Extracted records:
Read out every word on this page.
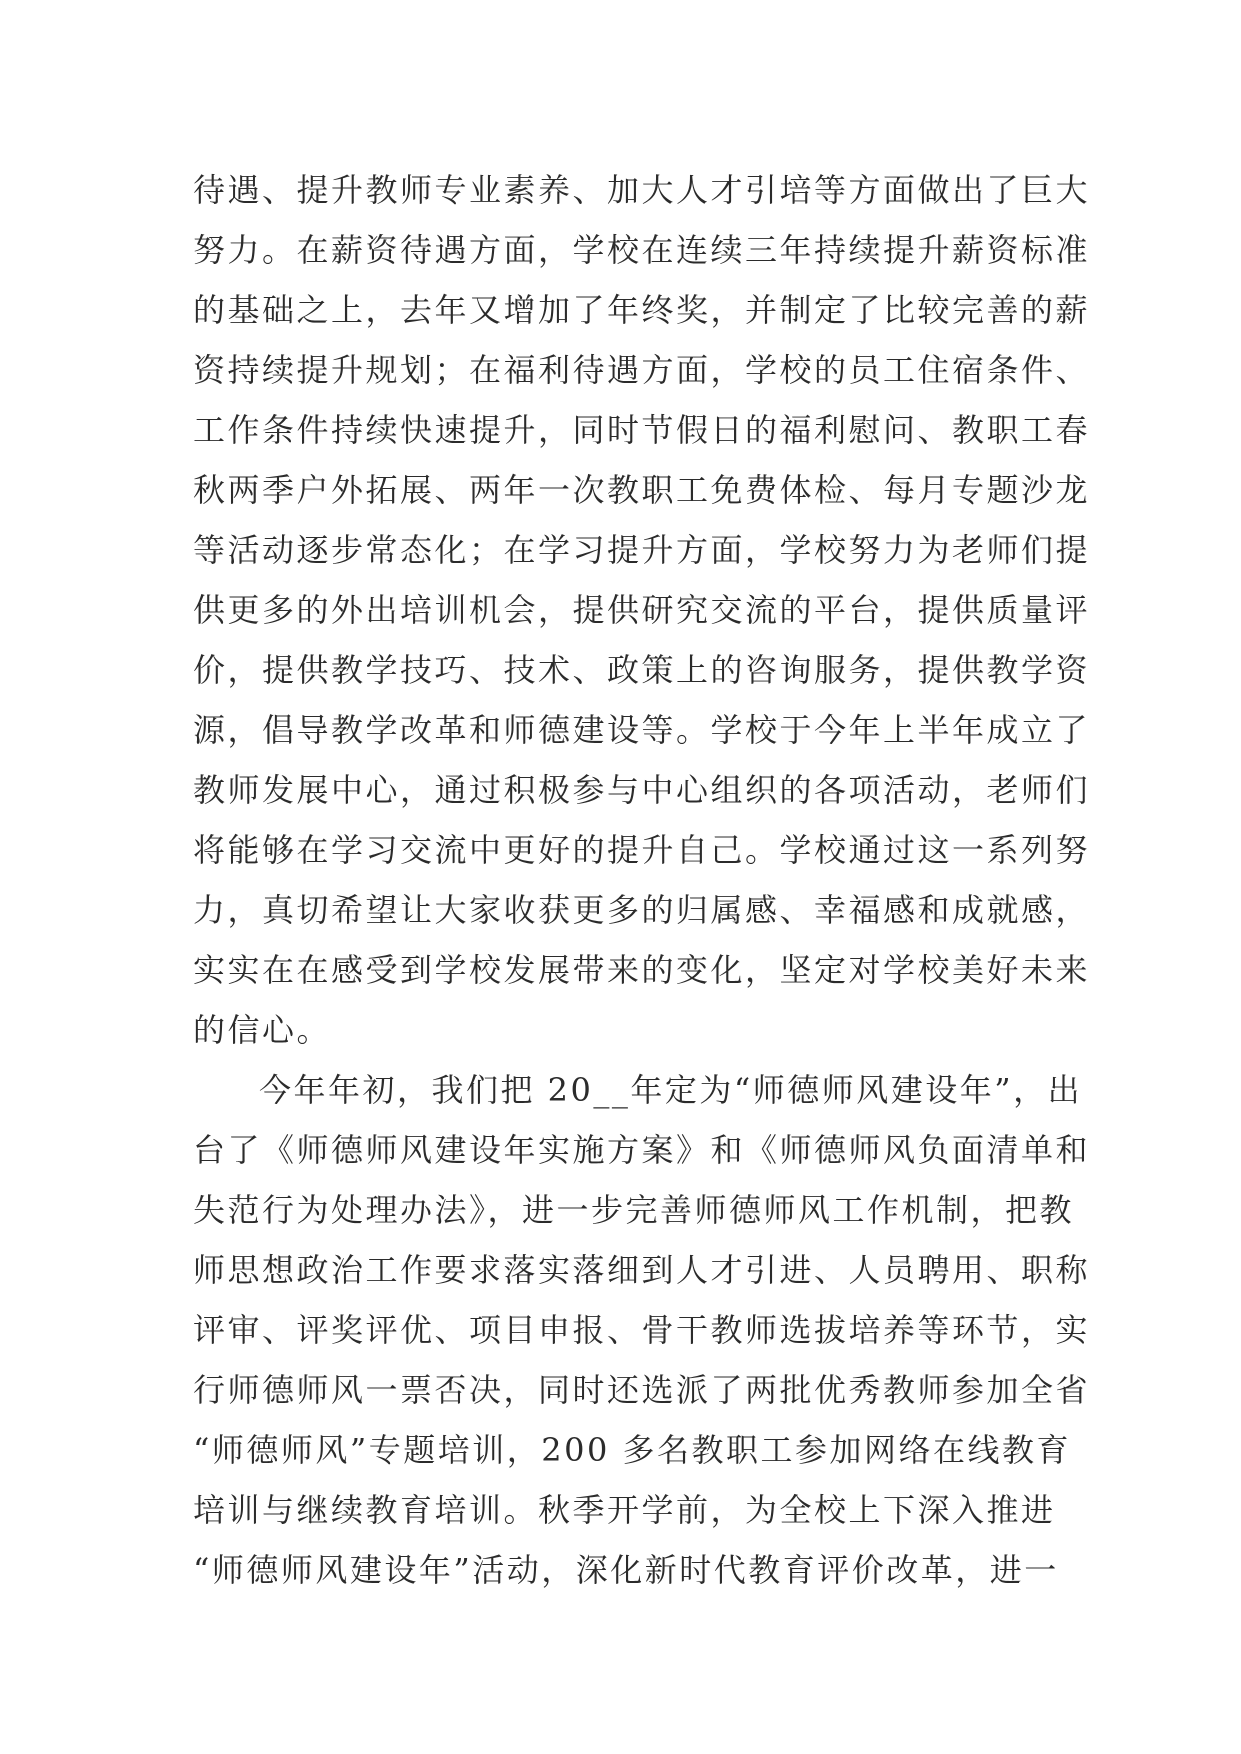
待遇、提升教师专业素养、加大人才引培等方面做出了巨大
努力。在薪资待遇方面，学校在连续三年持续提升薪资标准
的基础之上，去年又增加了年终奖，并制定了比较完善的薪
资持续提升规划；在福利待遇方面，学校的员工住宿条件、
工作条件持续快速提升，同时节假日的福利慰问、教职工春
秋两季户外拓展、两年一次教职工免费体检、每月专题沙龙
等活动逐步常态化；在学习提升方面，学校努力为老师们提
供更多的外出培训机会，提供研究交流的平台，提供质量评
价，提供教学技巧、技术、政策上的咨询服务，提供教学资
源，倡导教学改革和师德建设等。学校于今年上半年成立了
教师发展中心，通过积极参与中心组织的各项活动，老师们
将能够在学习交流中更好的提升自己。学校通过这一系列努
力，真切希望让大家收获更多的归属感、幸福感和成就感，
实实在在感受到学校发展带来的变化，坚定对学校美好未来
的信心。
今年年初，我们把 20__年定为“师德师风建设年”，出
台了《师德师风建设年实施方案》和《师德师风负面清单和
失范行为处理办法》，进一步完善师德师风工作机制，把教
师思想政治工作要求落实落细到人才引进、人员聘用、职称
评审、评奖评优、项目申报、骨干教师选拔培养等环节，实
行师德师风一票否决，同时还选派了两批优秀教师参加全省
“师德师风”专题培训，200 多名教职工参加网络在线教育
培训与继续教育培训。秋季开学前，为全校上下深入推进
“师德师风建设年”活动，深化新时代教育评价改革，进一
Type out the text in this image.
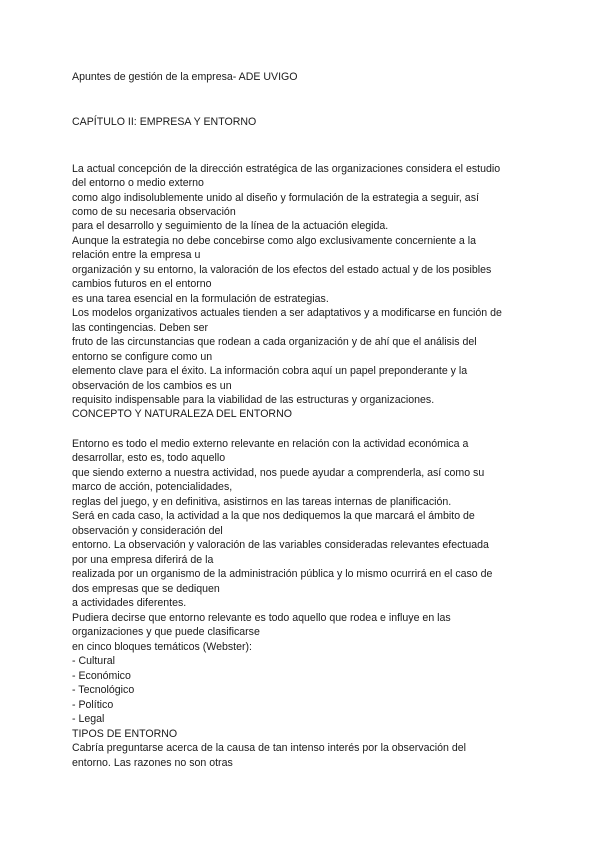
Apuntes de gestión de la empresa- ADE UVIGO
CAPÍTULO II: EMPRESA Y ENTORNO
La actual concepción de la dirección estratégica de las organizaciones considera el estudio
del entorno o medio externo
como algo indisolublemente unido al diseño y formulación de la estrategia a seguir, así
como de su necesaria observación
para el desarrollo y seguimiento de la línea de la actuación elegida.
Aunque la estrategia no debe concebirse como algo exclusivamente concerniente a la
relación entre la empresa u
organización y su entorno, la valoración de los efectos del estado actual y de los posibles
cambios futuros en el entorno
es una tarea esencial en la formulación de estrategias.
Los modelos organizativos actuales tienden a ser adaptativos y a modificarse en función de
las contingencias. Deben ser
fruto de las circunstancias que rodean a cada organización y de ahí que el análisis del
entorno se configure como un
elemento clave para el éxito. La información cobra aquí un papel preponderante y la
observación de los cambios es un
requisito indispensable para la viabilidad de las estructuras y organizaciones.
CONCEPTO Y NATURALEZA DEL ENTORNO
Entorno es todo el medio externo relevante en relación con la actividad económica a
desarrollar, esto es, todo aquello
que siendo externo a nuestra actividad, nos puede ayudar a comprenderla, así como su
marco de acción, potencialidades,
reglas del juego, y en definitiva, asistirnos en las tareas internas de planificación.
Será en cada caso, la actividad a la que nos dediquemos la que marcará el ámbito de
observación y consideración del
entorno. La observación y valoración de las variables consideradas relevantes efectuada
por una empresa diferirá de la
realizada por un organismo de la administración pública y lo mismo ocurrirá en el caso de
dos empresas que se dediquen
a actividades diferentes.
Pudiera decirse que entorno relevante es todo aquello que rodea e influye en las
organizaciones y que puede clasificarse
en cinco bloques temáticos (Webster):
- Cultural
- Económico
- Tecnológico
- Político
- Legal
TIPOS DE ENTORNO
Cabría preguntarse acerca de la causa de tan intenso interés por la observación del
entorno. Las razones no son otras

==

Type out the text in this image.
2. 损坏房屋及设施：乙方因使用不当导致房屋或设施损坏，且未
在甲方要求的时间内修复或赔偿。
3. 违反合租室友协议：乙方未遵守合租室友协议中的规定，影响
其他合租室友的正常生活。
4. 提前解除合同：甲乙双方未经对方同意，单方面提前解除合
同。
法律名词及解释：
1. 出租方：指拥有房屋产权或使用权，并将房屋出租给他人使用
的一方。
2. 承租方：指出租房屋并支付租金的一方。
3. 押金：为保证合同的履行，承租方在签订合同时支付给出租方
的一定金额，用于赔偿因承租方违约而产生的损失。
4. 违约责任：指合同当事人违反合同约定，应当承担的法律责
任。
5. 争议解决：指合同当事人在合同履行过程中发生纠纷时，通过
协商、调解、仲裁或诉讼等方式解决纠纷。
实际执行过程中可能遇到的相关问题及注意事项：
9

--

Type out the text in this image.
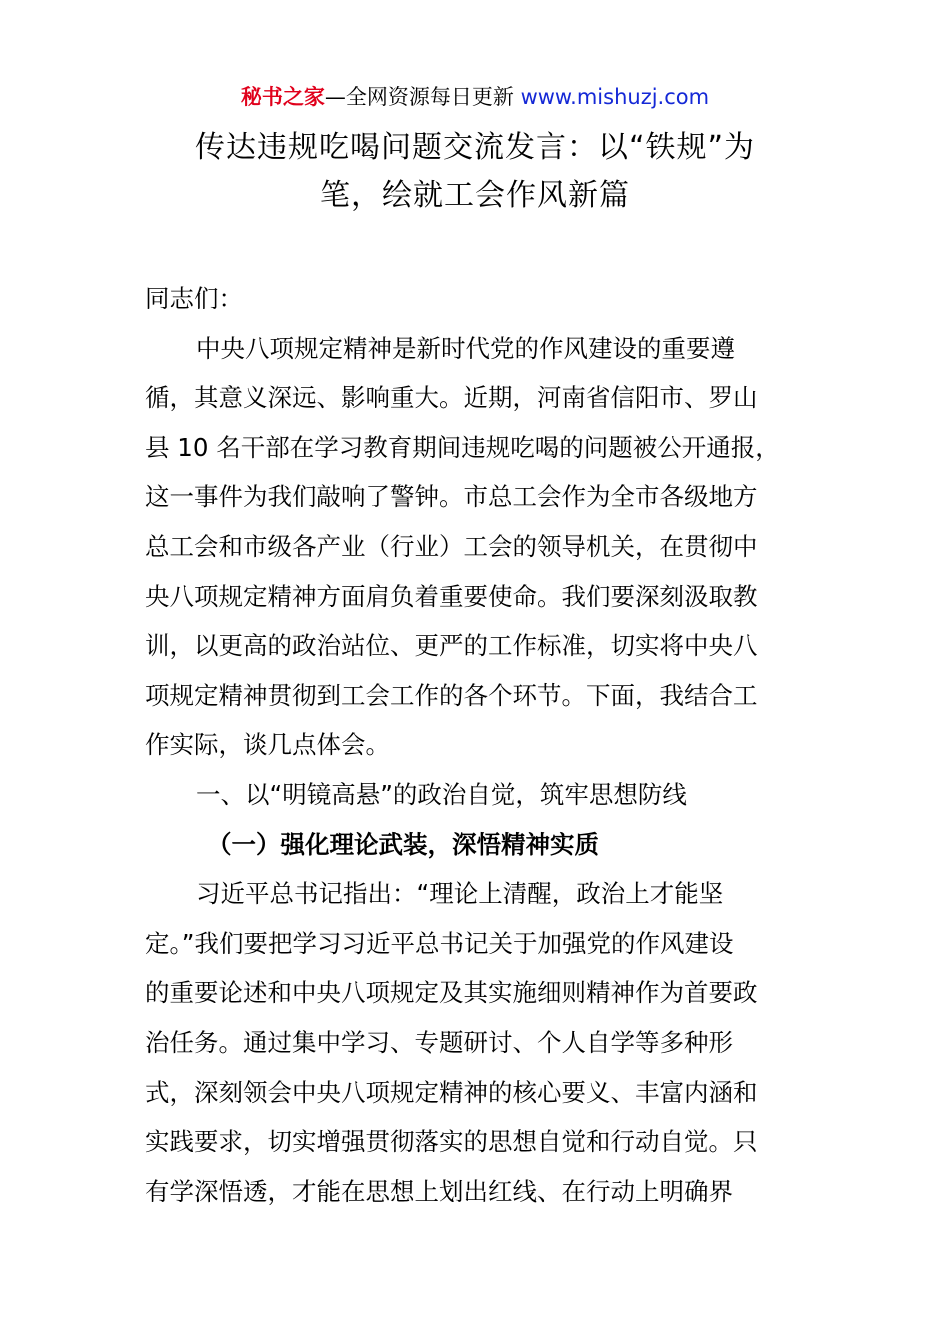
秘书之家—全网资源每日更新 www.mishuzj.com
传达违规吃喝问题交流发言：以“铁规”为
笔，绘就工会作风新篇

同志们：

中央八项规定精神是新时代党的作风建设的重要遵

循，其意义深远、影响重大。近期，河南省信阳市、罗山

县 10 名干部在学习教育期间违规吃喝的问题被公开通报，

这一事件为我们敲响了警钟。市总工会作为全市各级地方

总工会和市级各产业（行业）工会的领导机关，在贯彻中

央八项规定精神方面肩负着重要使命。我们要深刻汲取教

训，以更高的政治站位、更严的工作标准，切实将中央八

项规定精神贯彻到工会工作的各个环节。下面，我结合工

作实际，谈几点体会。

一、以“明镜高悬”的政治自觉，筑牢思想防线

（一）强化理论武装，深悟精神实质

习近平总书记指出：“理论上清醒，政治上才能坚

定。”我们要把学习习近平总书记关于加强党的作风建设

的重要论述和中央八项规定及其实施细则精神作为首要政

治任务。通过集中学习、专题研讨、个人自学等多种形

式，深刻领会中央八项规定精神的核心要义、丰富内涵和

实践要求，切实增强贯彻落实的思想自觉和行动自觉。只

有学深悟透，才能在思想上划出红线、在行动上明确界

Exercise goal = Scan the material above for the string "aquello" and report each line where you find it.

Response to this task =
desarrollar, esto es, todo aquello
Pudiera decirse que entorno relevante es todo aquello que rodea e influye en las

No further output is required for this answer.